TASK BRIEF >> Copy every line of the records below where the word "F₂ˢⁿ" occurs.

[START]

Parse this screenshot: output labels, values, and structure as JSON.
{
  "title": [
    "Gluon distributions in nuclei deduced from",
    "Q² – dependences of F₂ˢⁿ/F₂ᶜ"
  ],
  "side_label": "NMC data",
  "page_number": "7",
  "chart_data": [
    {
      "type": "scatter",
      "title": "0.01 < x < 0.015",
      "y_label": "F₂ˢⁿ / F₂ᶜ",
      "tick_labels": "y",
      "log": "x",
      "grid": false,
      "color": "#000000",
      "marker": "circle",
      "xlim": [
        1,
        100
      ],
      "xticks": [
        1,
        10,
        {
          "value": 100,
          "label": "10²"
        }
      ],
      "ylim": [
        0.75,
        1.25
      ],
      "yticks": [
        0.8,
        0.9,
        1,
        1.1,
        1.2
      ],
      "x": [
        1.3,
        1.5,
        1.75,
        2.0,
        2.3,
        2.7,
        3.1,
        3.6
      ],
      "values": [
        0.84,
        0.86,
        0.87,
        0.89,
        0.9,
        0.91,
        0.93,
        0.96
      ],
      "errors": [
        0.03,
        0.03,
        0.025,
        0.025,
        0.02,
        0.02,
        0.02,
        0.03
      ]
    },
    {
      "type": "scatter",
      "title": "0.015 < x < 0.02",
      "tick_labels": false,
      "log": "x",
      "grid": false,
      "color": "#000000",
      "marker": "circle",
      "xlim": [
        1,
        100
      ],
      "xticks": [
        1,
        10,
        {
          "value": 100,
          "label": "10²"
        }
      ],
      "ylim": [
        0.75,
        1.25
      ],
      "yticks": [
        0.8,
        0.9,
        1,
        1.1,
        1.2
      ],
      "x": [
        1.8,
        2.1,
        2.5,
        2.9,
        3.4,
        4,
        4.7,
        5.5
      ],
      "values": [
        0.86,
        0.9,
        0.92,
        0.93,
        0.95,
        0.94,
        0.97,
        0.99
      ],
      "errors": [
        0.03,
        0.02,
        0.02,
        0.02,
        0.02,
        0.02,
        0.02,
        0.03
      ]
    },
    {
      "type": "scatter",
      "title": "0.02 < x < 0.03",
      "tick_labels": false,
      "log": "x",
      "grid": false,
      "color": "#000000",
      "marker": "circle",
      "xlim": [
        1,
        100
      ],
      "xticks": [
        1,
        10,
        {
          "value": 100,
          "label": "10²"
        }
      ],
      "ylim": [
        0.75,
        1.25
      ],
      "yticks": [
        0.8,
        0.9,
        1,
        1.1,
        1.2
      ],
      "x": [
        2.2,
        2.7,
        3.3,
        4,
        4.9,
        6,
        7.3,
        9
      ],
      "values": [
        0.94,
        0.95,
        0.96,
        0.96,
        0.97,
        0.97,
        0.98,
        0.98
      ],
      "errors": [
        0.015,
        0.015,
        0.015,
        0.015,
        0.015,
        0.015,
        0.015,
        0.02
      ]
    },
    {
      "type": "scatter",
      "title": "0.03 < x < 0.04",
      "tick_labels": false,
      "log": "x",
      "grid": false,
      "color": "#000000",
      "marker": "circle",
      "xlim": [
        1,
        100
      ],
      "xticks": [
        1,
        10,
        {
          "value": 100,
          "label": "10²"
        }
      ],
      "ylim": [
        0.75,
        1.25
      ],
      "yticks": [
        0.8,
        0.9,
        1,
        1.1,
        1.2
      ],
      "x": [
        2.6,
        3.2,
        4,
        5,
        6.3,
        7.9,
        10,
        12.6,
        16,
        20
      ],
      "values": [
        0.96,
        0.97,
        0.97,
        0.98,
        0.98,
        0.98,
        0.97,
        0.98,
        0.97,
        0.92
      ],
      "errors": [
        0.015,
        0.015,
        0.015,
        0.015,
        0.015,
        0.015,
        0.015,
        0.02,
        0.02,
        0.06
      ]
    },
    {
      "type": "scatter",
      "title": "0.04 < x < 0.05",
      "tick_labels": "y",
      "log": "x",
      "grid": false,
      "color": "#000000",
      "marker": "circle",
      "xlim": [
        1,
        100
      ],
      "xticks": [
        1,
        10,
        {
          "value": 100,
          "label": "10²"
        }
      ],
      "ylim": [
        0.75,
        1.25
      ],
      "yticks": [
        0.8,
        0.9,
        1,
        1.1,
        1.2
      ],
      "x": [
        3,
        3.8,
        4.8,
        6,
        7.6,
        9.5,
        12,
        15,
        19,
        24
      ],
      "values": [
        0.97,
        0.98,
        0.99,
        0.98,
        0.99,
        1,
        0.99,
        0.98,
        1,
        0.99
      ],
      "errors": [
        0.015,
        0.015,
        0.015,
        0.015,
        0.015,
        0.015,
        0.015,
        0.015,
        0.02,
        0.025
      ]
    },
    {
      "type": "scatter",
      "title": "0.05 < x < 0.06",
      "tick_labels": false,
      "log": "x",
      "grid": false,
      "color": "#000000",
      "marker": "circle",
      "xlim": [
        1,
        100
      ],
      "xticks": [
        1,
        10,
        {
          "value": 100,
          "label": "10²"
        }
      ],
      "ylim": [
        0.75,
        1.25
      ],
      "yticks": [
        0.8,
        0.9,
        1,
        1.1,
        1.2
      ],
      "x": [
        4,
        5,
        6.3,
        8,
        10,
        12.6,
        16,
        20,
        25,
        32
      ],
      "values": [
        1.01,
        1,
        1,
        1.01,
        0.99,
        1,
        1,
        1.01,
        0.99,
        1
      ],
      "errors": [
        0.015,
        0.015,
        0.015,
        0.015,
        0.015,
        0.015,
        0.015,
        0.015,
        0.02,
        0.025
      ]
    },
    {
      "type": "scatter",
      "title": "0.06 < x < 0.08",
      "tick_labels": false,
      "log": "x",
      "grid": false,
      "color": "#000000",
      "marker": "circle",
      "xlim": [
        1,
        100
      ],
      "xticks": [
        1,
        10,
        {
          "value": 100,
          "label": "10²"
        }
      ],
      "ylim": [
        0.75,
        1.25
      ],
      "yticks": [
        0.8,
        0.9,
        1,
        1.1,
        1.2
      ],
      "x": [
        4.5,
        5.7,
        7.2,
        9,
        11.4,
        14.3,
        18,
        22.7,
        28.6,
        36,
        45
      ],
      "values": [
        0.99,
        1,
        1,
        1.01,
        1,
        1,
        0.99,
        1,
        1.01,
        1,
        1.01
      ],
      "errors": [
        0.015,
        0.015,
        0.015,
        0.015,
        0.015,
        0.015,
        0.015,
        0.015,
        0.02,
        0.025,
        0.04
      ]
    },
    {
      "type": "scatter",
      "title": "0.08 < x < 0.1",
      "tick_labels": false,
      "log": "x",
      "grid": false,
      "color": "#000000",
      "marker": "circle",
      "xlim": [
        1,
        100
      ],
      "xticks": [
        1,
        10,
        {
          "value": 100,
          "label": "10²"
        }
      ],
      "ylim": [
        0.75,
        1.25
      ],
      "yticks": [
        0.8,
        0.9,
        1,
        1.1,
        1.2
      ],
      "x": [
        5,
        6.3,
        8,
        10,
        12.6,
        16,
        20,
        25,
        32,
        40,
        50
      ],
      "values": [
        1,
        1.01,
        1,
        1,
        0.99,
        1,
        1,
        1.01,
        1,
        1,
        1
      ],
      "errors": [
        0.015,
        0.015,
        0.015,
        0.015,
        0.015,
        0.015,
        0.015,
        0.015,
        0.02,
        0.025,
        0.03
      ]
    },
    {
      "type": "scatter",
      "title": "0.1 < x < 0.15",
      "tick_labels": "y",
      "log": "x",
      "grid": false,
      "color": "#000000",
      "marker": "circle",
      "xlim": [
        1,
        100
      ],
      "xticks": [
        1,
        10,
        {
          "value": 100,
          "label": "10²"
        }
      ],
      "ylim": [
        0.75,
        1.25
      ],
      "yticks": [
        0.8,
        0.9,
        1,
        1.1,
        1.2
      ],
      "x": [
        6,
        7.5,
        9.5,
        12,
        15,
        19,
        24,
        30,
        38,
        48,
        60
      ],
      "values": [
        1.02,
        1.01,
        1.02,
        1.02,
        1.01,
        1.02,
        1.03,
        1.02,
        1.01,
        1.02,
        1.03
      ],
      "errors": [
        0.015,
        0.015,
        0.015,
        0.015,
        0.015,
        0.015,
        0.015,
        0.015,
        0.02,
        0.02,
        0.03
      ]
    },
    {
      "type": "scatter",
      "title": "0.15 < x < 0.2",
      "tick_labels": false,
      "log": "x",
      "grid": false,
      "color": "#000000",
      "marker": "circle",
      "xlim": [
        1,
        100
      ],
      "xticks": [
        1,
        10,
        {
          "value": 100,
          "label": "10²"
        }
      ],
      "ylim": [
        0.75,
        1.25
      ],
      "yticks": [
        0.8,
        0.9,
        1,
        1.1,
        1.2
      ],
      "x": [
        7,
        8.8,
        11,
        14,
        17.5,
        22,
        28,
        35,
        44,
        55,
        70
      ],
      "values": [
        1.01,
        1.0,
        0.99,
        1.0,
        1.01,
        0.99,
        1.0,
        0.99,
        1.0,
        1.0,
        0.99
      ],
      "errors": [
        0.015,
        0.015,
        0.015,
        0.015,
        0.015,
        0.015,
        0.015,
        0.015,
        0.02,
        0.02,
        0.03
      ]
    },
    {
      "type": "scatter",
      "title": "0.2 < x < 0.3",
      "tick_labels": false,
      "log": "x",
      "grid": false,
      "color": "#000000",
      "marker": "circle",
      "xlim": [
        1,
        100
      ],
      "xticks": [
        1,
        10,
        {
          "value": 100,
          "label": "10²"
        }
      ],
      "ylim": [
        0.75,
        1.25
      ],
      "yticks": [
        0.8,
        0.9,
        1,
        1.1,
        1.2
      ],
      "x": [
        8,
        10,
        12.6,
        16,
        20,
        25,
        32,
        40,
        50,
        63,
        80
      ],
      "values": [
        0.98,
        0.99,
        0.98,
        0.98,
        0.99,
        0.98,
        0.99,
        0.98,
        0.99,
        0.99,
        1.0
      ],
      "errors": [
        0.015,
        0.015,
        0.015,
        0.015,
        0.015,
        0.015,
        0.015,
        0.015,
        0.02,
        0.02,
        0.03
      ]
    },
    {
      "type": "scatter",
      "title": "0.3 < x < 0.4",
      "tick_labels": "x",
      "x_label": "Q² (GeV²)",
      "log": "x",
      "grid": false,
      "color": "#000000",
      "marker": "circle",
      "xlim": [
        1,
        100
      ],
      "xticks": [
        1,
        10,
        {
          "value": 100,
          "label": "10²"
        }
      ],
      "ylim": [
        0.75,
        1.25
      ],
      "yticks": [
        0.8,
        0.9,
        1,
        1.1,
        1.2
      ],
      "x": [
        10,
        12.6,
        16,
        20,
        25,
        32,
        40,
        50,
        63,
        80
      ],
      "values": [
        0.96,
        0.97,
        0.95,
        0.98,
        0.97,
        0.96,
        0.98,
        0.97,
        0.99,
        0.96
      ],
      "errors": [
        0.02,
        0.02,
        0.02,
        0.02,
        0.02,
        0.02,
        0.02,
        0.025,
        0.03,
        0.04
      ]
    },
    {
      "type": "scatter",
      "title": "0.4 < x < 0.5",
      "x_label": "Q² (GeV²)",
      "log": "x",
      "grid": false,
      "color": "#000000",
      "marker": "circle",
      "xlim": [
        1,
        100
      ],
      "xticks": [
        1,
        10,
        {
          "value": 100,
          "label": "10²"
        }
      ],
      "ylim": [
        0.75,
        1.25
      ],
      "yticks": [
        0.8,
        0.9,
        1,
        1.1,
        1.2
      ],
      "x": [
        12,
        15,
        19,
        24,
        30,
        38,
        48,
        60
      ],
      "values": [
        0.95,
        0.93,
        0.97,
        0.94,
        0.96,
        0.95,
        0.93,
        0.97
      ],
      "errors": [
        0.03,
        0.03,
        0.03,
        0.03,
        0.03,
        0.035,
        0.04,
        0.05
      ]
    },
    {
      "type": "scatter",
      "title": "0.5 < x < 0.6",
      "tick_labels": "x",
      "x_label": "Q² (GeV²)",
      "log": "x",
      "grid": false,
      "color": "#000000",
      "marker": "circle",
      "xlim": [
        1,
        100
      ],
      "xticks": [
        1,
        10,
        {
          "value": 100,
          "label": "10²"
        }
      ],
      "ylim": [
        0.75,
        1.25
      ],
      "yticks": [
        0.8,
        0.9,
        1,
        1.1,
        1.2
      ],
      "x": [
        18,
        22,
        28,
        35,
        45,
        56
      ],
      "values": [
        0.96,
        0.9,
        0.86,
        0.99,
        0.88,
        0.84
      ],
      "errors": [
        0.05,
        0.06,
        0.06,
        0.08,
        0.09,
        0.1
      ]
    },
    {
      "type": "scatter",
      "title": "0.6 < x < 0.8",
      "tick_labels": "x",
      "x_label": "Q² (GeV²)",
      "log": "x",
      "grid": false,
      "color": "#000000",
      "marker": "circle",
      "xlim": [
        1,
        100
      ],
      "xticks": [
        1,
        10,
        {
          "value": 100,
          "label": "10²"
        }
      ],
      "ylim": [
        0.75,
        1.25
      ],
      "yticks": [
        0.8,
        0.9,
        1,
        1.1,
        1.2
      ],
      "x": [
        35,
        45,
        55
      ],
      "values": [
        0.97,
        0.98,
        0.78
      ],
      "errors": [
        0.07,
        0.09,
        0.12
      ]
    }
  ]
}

[END]

PROBLEM SOLUTION >>
    "Q² – dependences of F₂ˢⁿ/F₂ᶜ"
      "y_label": "F₂ˢⁿ / F₂ᶜ",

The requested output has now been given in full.